[Entries with figure data]
★ ★ ★ ★
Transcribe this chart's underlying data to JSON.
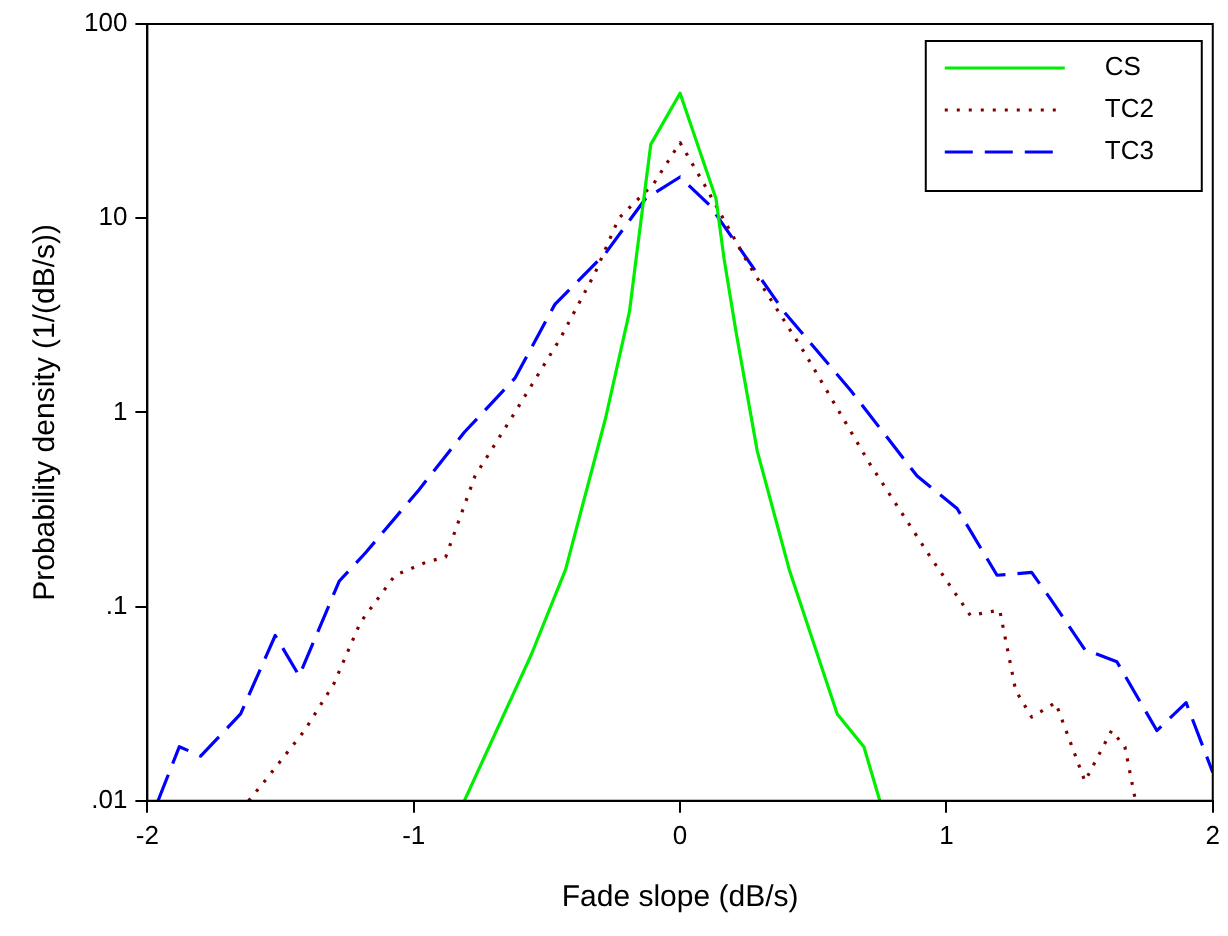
{
  "chart_data": {
    "type": "line",
    "xlabel": "Fade slope (dB/s)",
    "ylabel": "Probability density (1/(dB/s))",
    "log": "y",
    "grid": false,
    "legend": "top right",
    "marker": "none",
    "xlim": [
      -2,
      2
    ],
    "xticks": [
      -2,
      -1,
      0,
      1,
      2
    ],
    "ylim": [
      0.01,
      100
    ],
    "yticks": [
      {
        "value": 0.01,
        "label": ".01"
      },
      {
        "value": 0.1,
        "label": ".1"
      },
      1,
      10,
      100
    ],
    "series": [
      {
        "name": "CS",
        "color": "#00ee00",
        "line_style": "solid",
        "x": [
          -0.81,
          -0.56,
          -0.43,
          -0.28,
          -0.19,
          -0.165,
          -0.11,
          0,
          0.135,
          0.165,
          0.21,
          0.29,
          0.41,
          0.59,
          0.69,
          0.75
        ],
        "values": [
          0.01,
          0.056,
          0.155,
          0.93,
          3.3,
          6.2,
          24,
          44,
          12.6,
          6.2,
          2.6,
          0.63,
          0.155,
          0.028,
          0.019,
          0.01
        ]
      },
      {
        "name": "TC2",
        "color": "#800000",
        "line_style": "dotted",
        "x": [
          -1.62,
          -1.56,
          -1.41,
          -1.3,
          -1.2,
          -1.07,
          -0.95,
          -0.88,
          -0.77,
          -0.62,
          -0.45,
          -0.32,
          -0.23,
          -0.1,
          0,
          0.09,
          0.26,
          0.47,
          0.71,
          0.94,
          1.09,
          1.2,
          1.26,
          1.32,
          1.41,
          1.52,
          1.62,
          1.67,
          1.71
        ],
        "values": [
          0.01,
          0.0126,
          0.023,
          0.04,
          0.083,
          0.145,
          0.17,
          0.18,
          0.47,
          1.0,
          2.4,
          5.2,
          10,
          15,
          24.5,
          15,
          5.7,
          2.0,
          0.55,
          0.18,
          0.09,
          0.096,
          0.037,
          0.027,
          0.032,
          0.0126,
          0.023,
          0.019,
          0.01
        ]
      },
      {
        "name": "TC3",
        "color": "#0000ff",
        "line_style": "dashed",
        "x": [
          -1.96,
          -1.88,
          -1.8,
          -1.65,
          -1.52,
          -1.43,
          -1.28,
          -1.18,
          -0.98,
          -0.81,
          -0.62,
          -0.47,
          -0.28,
          -0.13,
          0,
          0.11,
          0.39,
          0.64,
          0.89,
          1.04,
          1.19,
          1.32,
          1.39,
          1.52,
          1.64,
          1.79,
          1.9,
          2.0
        ],
        "values": [
          0.01,
          0.019,
          0.017,
          0.028,
          0.071,
          0.044,
          0.135,
          0.19,
          0.4,
          0.79,
          1.5,
          3.6,
          6.6,
          12.6,
          16.3,
          11.7,
          3.3,
          1.3,
          0.47,
          0.32,
          0.145,
          0.15,
          0.11,
          0.06,
          0.052,
          0.023,
          0.032,
          0.014
        ]
      }
    ]
  }
}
★ ★ ★ ★
▶ [YOUR INSTRUCTIONS] Copy the data word for word. Pictures do not go in the copy.

▶ [THE COMPLETED TASK]
Transcribe this chart's underlying data to JSON.
{
  "chart_data": {
    "type": "line",
    "xlabel": "Fade slope (dB/s)",
    "ylabel": "Probability density (1/(dB/s))",
    "log": "y",
    "grid": false,
    "legend": "top right",
    "marker": "none",
    "xlim": [
      -2,
      2
    ],
    "xticks": [
      -2,
      -1,
      0,
      1,
      2
    ],
    "ylim": [
      0.01,
      100
    ],
    "yticks": [
      {
        "value": 0.01,
        "label": ".01"
      },
      {
        "value": 0.1,
        "label": ".1"
      },
      1,
      10,
      100
    ],
    "series": [
      {
        "name": "CS",
        "color": "#00ee00",
        "line_style": "solid",
        "x": [
          -0.81,
          -0.56,
          -0.43,
          -0.28,
          -0.19,
          -0.165,
          -0.11,
          0,
          0.135,
          0.165,
          0.21,
          0.29,
          0.41,
          0.59,
          0.69,
          0.75
        ],
        "values": [
          0.01,
          0.056,
          0.155,
          0.93,
          3.3,
          6.2,
          24,
          44,
          12.6,
          6.2,
          2.6,
          0.63,
          0.155,
          0.028,
          0.019,
          0.01
        ]
      },
      {
        "name": "TC2",
        "color": "#800000",
        "line_style": "dotted",
        "x": [
          -1.62,
          -1.56,
          -1.41,
          -1.3,
          -1.2,
          -1.07,
          -0.95,
          -0.88,
          -0.77,
          -0.62,
          -0.45,
          -0.32,
          -0.23,
          -0.1,
          0,
          0.09,
          0.26,
          0.47,
          0.71,
          0.94,
          1.09,
          1.2,
          1.26,
          1.32,
          1.41,
          1.52,
          1.62,
          1.67,
          1.71
        ],
        "values": [
          0.01,
          0.0126,
          0.023,
          0.04,
          0.083,
          0.145,
          0.17,
          0.18,
          0.47,
          1.0,
          2.4,
          5.2,
          10,
          15,
          24.5,
          15,
          5.7,
          2.0,
          0.55,
          0.18,
          0.09,
          0.096,
          0.037,
          0.027,
          0.032,
          0.0126,
          0.023,
          0.019,
          0.01
        ]
      },
      {
        "name": "TC3",
        "color": "#0000ff",
        "line_style": "dashed",
        "x": [
          -1.96,
          -1.88,
          -1.8,
          -1.65,
          -1.52,
          -1.43,
          -1.28,
          -1.18,
          -0.98,
          -0.81,
          -0.62,
          -0.47,
          -0.28,
          -0.13,
          0,
          0.11,
          0.39,
          0.64,
          0.89,
          1.04,
          1.19,
          1.32,
          1.39,
          1.52,
          1.64,
          1.79,
          1.9,
          2.0
        ],
        "values": [
          0.01,
          0.019,
          0.017,
          0.028,
          0.071,
          0.044,
          0.135,
          0.19,
          0.4,
          0.79,
          1.5,
          3.6,
          6.6,
          12.6,
          16.3,
          11.7,
          3.3,
          1.3,
          0.47,
          0.32,
          0.145,
          0.15,
          0.11,
          0.06,
          0.052,
          0.023,
          0.032,
          0.014
        ]
      }
    ]
  }
}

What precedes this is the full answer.